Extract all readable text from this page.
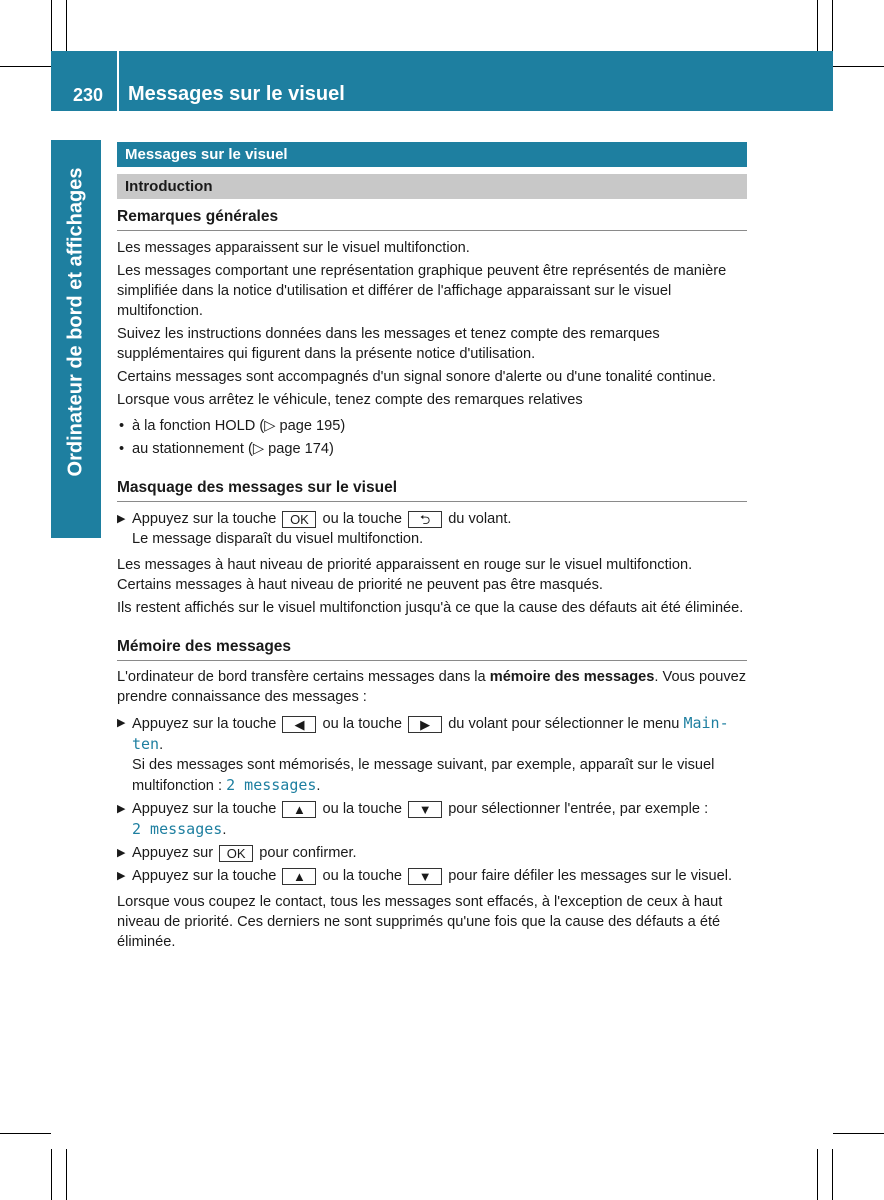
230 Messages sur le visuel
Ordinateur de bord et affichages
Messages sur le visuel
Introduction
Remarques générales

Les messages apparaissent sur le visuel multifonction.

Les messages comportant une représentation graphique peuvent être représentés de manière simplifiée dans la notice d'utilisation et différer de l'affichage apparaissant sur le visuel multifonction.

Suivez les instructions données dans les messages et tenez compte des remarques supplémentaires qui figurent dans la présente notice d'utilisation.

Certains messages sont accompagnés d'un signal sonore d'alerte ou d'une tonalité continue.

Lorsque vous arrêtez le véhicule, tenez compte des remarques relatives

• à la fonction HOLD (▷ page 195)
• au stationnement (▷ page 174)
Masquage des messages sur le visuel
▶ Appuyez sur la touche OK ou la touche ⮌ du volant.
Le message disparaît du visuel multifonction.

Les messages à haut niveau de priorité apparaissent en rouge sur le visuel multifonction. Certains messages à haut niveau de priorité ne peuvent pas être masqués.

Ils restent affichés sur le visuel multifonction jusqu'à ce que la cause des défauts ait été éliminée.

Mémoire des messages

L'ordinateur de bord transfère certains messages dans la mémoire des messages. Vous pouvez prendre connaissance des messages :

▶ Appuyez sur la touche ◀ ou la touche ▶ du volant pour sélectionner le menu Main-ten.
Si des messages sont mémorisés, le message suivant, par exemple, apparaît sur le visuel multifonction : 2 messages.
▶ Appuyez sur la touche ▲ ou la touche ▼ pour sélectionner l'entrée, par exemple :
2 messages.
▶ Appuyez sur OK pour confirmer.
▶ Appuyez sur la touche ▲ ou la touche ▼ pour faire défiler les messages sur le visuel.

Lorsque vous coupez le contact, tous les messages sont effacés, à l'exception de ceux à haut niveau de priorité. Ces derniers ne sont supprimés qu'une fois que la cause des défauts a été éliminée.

-----

Go through the material and select each line with the string "page" in it.

Extract all readable text from this page.
• à la fonction HOLD (▷ page 195)
• au stationnement (▷ page 174)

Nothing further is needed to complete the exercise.